| GIVEN RECORDS |
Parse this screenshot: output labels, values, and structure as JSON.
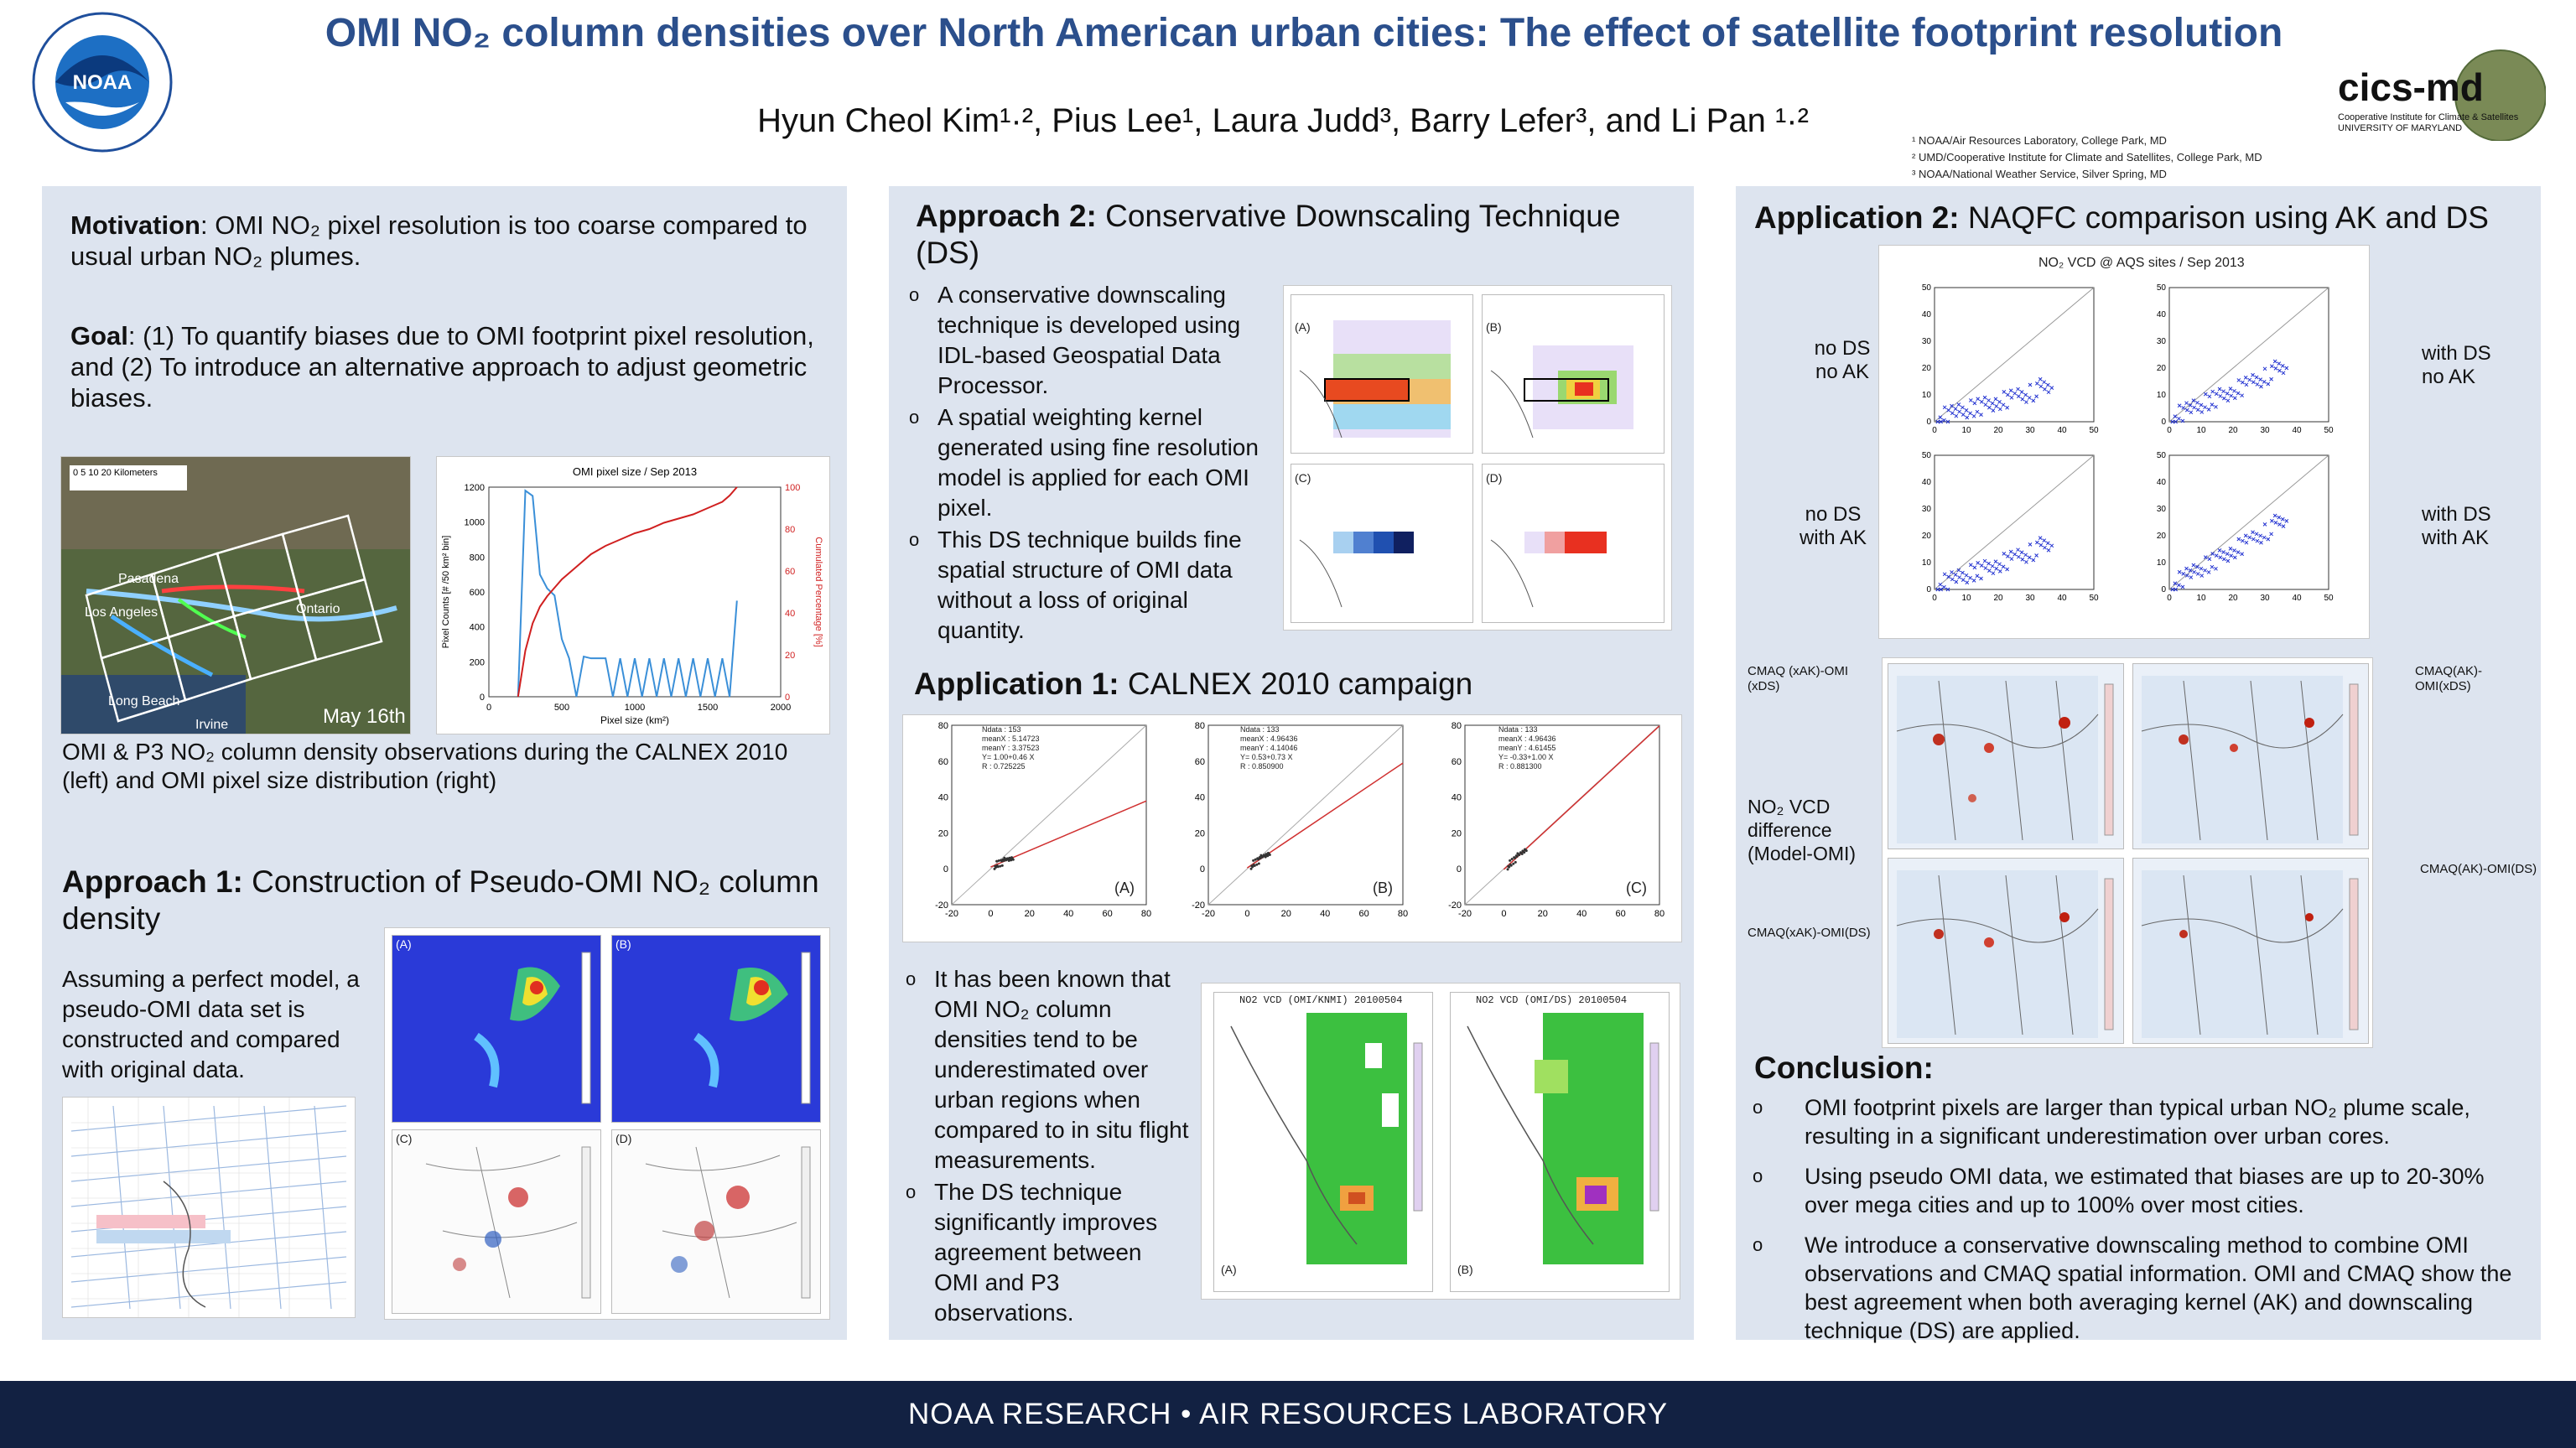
{
  "header": {
    "title": "OMI NO₂ column densities over North American urban cities: The effect of satellite footprint resolution",
    "authors": "Hyun Cheol Kim¹·², Pius Lee¹, Laura Judd³, Barry Lefer³, and Li Pan ¹·²",
    "affiliations": [
      "¹ NOAA/Air Resources Laboratory, College Park, MD",
      "² UMD/Cooperative Institute for Climate and Satellites, College Park, MD",
      "³ NOAA/National Weather Service, Silver Spring, MD"
    ],
    "logo_left": "NOAA",
    "logo_right": "cics-md",
    "logo_right_sub": "Cooperative Institute for Climate & Satellites UNIVERSITY OF MARYLAND"
  },
  "left": {
    "motivation_label": "Motivation",
    "motivation_text": ": OMI NO₂ pixel resolution is too coarse compared to usual urban NO₂ plumes.",
    "goal_label": "Goal",
    "goal_text": ": (1) To quantify biases due to OMI footprint pixel resolution, and (2) To introduce an alternative approach to adjust geometric biases.",
    "map_labels": [
      "Pasadena",
      "Los Angeles",
      "Ontario",
      "Long Beach",
      "Irvine"
    ],
    "map_date": "May 16th",
    "map_scale": "0  5  10     20 Kilometers",
    "fig_caption": "OMI & P3 NO₂ column density observations during the CALNEX 2010 (left) and OMI pixel size distribution (right)",
    "approach1_label": "Approach 1:",
    "approach1_title": " Construction of Pseudo-OMI NO₂ column density",
    "approach1_text": "Assuming a perfect model, a pseudo-OMI data set is constructed and compared with original data.",
    "approach1_panels": [
      "(A)",
      "(B)",
      "(C)",
      "(D)"
    ]
  },
  "middle": {
    "approach2_label": "Approach 2:",
    "approach2_title": " Conservative Downscaling Technique (DS)",
    "approach2_bullets": [
      "A conservative downscaling technique is developed using IDL-based Geospatial Data Processor.",
      "A spatial weighting kernel generated using fine resolution model is applied for each OMI pixel.",
      "This DS technique builds fine spatial structure of OMI data without a loss of original quantity."
    ],
    "approach2_panels": [
      "(A)",
      "(B)",
      "(C)",
      "(D)"
    ],
    "app1_label": "Application 1:",
    "app1_title": " CALNEX 2010 campaign",
    "scatter_panels": [
      {
        "label": "(A)",
        "stats": [
          "Ndata : 153",
          "meanX : 5.14723",
          "meanY : 3.37523",
          "Y= 1.00+0.46 X",
          "R : 0.725225"
        ]
      },
      {
        "label": "(B)",
        "stats": [
          "Ndata : 133",
          "meanX : 4.96436",
          "meanY : 4.14046",
          "Y= 0.53+0.73 X",
          "R : 0.850900"
        ]
      },
      {
        "label": "(C)",
        "stats": [
          "Ndata : 133",
          "meanX : 4.96436",
          "meanY : 4.61455",
          "Y= -0.33+1.00 X",
          "R : 0.881300"
        ]
      }
    ],
    "app1_bullets": [
      "It has been known that OMI NO₂ column densities tend to be underestimated over urban regions when compared to in situ flight measurements.",
      "The DS technique significantly improves agreement between OMI and P3 observations."
    ],
    "map_titles": [
      "NO2 VCD (OMI/KNMI) 20100504",
      "NO2 VCD (OMI/DS) 20100504"
    ],
    "map_panels": [
      "(A)",
      "(B)"
    ]
  },
  "right": {
    "app2_label": "Application 2:",
    "app2_title": " NAQFC comparison using AK and DS",
    "scatter_title": "NO₂ VCD @ AQS sites / Sep 2013",
    "scatter_labels_left": [
      "no DS\nno AK",
      "no DS\nwith AK"
    ],
    "scatter_labels_right": [
      "with DS\nno AK",
      "with DS\nwith AK"
    ],
    "map_labels_left": [
      "CMAQ (xAK)-OMI (xDS)",
      "CMAQ(xAK)-OMI(DS)"
    ],
    "map_labels_right": [
      "CMAQ(AK)-OMI(xDS)",
      "CMAQ(AK)-OMI(DS)"
    ],
    "vcd_label": "NO₂ VCD difference (Model-OMI)",
    "conclusion_title": "Conclusion:",
    "conclusion_bullets": [
      "OMI footprint pixels are larger than typical urban NO₂ plume scale, resulting in a significant underestimation over urban cores.",
      "Using pseudo OMI data, we estimated that biases are up to 20-30% over mega cities and up to 100% over most cities.",
      "We introduce a conservative downscaling method to combine OMI observations and CMAQ spatial information. OMI and CMAQ show the best agreement when both averaging kernel (AK) and downscaling technique (DS) are applied."
    ]
  },
  "footer": {
    "text": "NOAA RESEARCH • AIR RESOURCES LABORATORY"
  },
  "chart_data": [
    {
      "type": "line",
      "title": "OMI pixel size / Sep 2013",
      "xlabel": "Pixel size (km²)",
      "ylabel": "Pixel Counts [# /50 km² bin]",
      "y2label": "Cumulated Percentage [%]",
      "xlim": [
        0,
        2000
      ],
      "ylim": [
        0,
        1200
      ],
      "y2lim": [
        0,
        100
      ],
      "series": [
        {
          "color": "#3a8fd8",
          "x": [
            200,
            250,
            300,
            350,
            400,
            450,
            500,
            550,
            600,
            650,
            700,
            750,
            800,
            850,
            900,
            950,
            1000,
            1050,
            1100,
            1150,
            1200,
            1250,
            1300,
            1350,
            1400,
            1450,
            1500,
            1550,
            1600,
            1650,
            1700
          ],
          "values": [
            0,
            1180,
            1150,
            700,
            620,
            580,
            330,
            220,
            0,
            230,
            220,
            220,
            220,
            0,
            220,
            0,
            220,
            0,
            220,
            0,
            220,
            0,
            220,
            0,
            220,
            0,
            220,
            0,
            220,
            0,
            550
          ]
        },
        {
          "color": "#d02020",
          "axis": "right",
          "x": [
            200,
            250,
            300,
            350,
            400,
            450,
            500,
            600,
            700,
            800,
            900,
            1000,
            1100,
            1200,
            1300,
            1400,
            1500,
            1600,
            1650,
            1700
          ],
          "values": [
            0,
            22,
            35,
            43,
            48,
            52,
            56,
            62,
            68,
            72,
            75,
            78,
            80,
            83,
            85,
            87,
            90,
            93,
            96,
            100
          ]
        }
      ]
    }
  ]
}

| SHORT EXERCISE |
Where a line above contains the word "biases", copy that line.

| RESULT BELOW |
    "goal_text": ": (1) To quantify biases due to OMI footprint pixel resolution, and (2) To introduce an alternative approach to adjust geometric biases.",
      "Using pseudo OMI data, we estimated that biases are up to 20-30% over mega cities and up to 100% over most cities.",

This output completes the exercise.